_Exercise aim_. Gather from the material every line that contains the string "name".

^^^^^^^^^^^^^^^^

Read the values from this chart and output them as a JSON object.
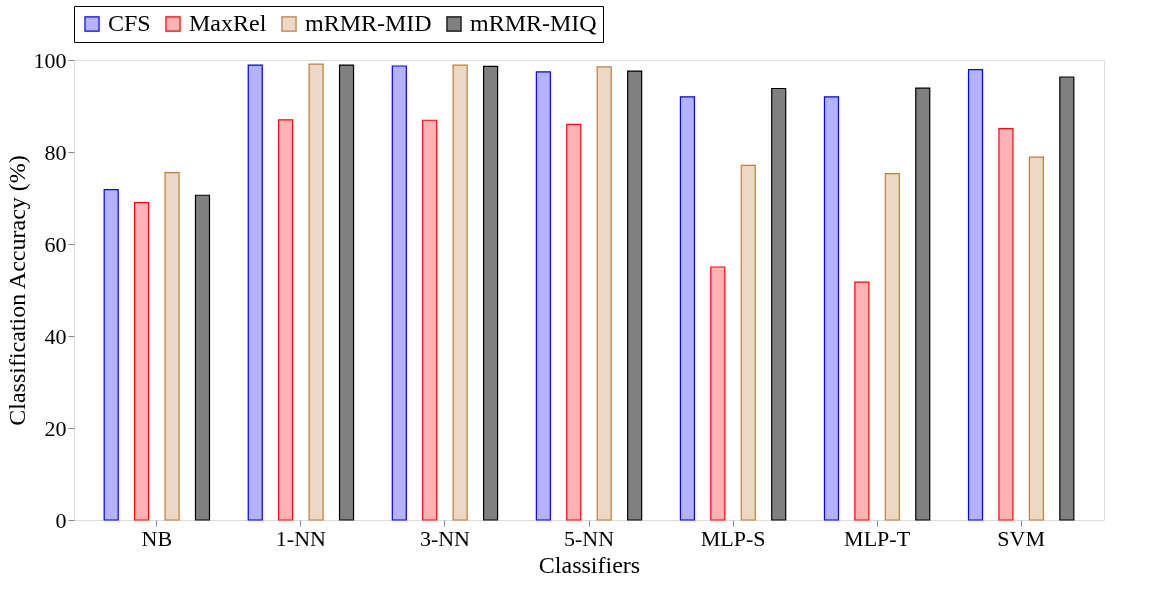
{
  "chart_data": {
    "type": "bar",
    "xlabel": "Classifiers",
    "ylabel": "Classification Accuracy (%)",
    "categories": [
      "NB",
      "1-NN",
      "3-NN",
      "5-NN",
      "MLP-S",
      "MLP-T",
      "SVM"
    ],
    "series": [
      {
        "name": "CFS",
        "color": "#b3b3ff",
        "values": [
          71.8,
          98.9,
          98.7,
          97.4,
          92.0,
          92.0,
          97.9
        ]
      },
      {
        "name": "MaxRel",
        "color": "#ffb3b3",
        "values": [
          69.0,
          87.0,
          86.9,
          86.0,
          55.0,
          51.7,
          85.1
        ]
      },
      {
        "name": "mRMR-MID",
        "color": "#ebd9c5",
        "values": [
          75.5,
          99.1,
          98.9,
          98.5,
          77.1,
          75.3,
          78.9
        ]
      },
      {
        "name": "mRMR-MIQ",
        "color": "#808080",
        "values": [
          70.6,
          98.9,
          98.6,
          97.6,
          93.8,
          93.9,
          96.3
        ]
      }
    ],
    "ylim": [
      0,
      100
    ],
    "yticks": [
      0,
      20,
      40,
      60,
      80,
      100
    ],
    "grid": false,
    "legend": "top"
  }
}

^^^^^^^^^^^^^^^^

_Problem solution_.
        "name": "CFS",
        "name": "MaxRel",
        "name": "mRMR-MID",
        "name": "mRMR-MIQ",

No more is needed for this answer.